[Directive]
Your task is to reproduce the entries below word for word.

───── The input ─────

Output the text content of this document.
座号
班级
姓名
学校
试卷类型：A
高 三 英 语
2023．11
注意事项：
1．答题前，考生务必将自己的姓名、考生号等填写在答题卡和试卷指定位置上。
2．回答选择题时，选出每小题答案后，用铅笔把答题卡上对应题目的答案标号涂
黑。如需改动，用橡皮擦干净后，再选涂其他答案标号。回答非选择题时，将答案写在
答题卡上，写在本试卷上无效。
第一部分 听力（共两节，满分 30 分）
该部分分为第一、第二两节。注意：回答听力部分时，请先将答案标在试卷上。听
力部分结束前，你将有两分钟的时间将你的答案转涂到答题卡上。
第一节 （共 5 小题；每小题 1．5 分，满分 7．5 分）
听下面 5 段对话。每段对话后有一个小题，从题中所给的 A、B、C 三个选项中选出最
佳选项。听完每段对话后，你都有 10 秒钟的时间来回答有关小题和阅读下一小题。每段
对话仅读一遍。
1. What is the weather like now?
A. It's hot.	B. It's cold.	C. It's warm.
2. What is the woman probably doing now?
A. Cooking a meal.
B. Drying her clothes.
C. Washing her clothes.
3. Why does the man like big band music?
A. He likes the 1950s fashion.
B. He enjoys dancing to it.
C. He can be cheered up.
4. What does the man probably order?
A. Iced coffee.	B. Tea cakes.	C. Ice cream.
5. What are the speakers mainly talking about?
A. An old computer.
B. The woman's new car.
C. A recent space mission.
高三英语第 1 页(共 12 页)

─────

[Right answer]
Output the text content of this document.
座号
班级
姓名
学校
试卷类型：A
高 三 英 语
2023．11
注意事项：
1．答题前，考生务必将自己的姓名、考生号等填写在答题卡和试卷指定位置上。
2．回答选择题时，选出每小题答案后，用铅笔把答题卡上对应题目的答案标号涂
黑。如需改动，用橡皮擦干净后，再选涂其他答案标号。回答非选择题时，将答案写在
答题卡上，写在本试卷上无效。
第一部分 听力（共两节，满分 30 分）
该部分分为第一、第二两节。注意：回答听力部分时，请先将答案标在试卷上。听
力部分结束前，你将有两分钟的时间将你的答案转涂到答题卡上。
第一节 （共 5 小题；每小题 1．5 分，满分 7．5 分）
听下面 5 段对话。每段对话后有一个小题，从题中所给的 A、B、C 三个选项中选出最
佳选项。听完每段对话后，你都有 10 秒钟的时间来回答有关小题和阅读下一小题。每段
对话仅读一遍。
1. What is the weather like now?
A. It's hot.	B. It's cold.	C. It's warm.
2. What is the woman probably doing now?
A. Cooking a meal.
B. Drying her clothes.
C. Washing her clothes.
3. Why does the man like big band music?
A. He likes the 1950s fashion.
B. He enjoys dancing to it.
C. He can be cheered up.
4. What does the man probably order?
A. Iced coffee.	B. Tea cakes.	C. Ice cream.
5. What are the speakers mainly talking about?
A. An old computer.
B. The woman's new car.
C. A recent space mission.
高三英语第 1 页(共 12 页)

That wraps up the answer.